● **Records for this exercise**:

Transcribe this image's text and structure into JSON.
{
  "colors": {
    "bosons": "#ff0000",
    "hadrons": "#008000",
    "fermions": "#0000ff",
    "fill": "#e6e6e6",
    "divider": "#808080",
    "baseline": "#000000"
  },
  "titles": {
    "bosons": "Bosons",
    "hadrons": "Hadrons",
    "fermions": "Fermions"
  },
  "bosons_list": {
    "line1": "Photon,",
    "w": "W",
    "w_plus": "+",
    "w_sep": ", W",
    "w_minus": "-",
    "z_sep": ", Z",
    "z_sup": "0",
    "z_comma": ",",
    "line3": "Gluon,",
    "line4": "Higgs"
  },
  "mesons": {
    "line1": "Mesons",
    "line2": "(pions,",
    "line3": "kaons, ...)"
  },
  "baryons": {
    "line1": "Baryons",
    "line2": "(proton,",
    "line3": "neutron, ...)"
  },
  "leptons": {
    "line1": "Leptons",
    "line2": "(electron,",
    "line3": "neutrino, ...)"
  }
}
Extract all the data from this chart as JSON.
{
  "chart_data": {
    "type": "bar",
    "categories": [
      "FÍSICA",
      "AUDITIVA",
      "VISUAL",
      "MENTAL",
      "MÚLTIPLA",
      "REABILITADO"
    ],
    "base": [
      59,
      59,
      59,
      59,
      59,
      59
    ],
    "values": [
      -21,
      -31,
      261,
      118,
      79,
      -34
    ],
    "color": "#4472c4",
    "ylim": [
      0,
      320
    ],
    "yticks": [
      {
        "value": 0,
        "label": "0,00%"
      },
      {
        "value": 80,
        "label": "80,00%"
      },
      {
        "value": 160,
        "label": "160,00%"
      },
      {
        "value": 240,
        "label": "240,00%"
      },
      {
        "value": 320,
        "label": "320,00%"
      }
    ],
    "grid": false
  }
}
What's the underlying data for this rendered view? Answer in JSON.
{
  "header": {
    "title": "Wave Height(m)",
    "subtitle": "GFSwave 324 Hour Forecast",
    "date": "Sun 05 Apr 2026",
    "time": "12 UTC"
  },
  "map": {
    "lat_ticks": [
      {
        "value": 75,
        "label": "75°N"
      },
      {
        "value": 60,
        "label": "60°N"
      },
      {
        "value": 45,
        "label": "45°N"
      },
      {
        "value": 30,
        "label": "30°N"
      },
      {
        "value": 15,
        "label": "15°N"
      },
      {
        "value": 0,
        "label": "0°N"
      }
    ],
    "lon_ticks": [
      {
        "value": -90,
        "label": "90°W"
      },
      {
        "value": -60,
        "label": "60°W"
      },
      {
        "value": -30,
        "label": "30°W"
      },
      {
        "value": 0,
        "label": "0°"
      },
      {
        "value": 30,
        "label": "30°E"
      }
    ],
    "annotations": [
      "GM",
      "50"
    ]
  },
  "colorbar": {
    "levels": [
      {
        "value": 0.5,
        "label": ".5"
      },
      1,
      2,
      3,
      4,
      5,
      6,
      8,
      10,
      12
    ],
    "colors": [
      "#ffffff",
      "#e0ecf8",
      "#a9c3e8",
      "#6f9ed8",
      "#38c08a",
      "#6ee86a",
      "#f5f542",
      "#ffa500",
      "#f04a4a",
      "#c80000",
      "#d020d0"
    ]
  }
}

● **What to produce**: Quote each line of the data above exactly as written.

● **Answer to the problem**:
Transcribe this image's text and structure into JSON.
{
  "colors": {
    "bosons": "#ff0000",
    "hadrons": "#008000",
    "fermions": "#0000ff",
    "fill": "#e6e6e6",
    "divider": "#808080",
    "baseline": "#000000"
  },
  "titles": {
    "bosons": "Bosons",
    "hadrons": "Hadrons",
    "fermions": "Fermions"
  },
  "bosons_list": {
    "line1": "Photon,",
    "w": "W",
    "w_plus": "+",
    "w_sep": ", W",
    "w_minus": "-",
    "z_sep": ", Z",
    "z_sup": "0",
    "z_comma": ",",
    "line3": "Gluon,",
    "line4": "Higgs"
  },
  "mesons": {
    "line1": "Mesons",
    "line2": "(pions,",
    "line3": "kaons, ...)"
  },
  "baryons": {
    "line1": "Baryons",
    "line2": "(proton,",
    "line3": "neutron, ...)"
  },
  "leptons": {
    "line1": "Leptons",
    "line2": "(electron,",
    "line3": "neutrino, ...)"
  }
}
Extract all the data from this chart as JSON.
{
  "chart_data": {
    "type": "bar",
    "categories": [
      "FÍSICA",
      "AUDITIVA",
      "VISUAL",
      "MENTAL",
      "MÚLTIPLA",
      "REABILITADO"
    ],
    "base": [
      59,
      59,
      59,
      59,
      59,
      59
    ],
    "values": [
      -21,
      -31,
      261,
      118,
      79,
      -34
    ],
    "color": "#4472c4",
    "ylim": [
      0,
      320
    ],
    "yticks": [
      {
        "value": 0,
        "label": "0,00%"
      },
      {
        "value": 80,
        "label": "80,00%"
      },
      {
        "value": 160,
        "label": "160,00%"
      },
      {
        "value": 240,
        "label": "240,00%"
      },
      {
        "value": 320,
        "label": "320,00%"
      }
    ],
    "grid": false
  }
}
What's the underlying data for this rendered view? Answer in JSON.
{
  "header": {
    "title": "Wave Height(m)",
    "subtitle": "GFSwave 324 Hour Forecast",
    "date": "Sun 05 Apr 2026",
    "time": "12 UTC"
  },
  "map": {
    "lat_ticks": [
      {
        "value": 75,
        "label": "75°N"
      },
      {
        "value": 60,
        "label": "60°N"
      },
      {
        "value": 45,
        "label": "45°N"
      },
      {
        "value": 30,
        "label": "30°N"
      },
      {
        "value": 15,
        "label": "15°N"
      },
      {
        "value": 0,
        "label": "0°N"
      }
    ],
    "lon_ticks": [
      {
        "value": -90,
        "label": "90°W"
      },
      {
        "value": -60,
        "label": "60°W"
      },
      {
        "value": -30,
        "label": "30°W"
      },
      {
        "value": 0,
        "label": "0°"
      },
      {
        "value": 30,
        "label": "30°E"
      }
    ],
    "annotations": [
      "GM",
      "50"
    ]
  },
  "colorbar": {
    "levels": [
      {
        "value": 0.5,
        "label": ".5"
      },
      1,
      2,
      3,
      4,
      5,
      6,
      8,
      10,
      12
    ],
    "colors": [
      "#ffffff",
      "#e0ecf8",
      "#a9c3e8",
      "#6f9ed8",
      "#38c08a",
      "#6ee86a",
      "#f5f542",
      "#ffa500",
      "#f04a4a",
      "#c80000",
      "#d020d0"
    ]
  }
}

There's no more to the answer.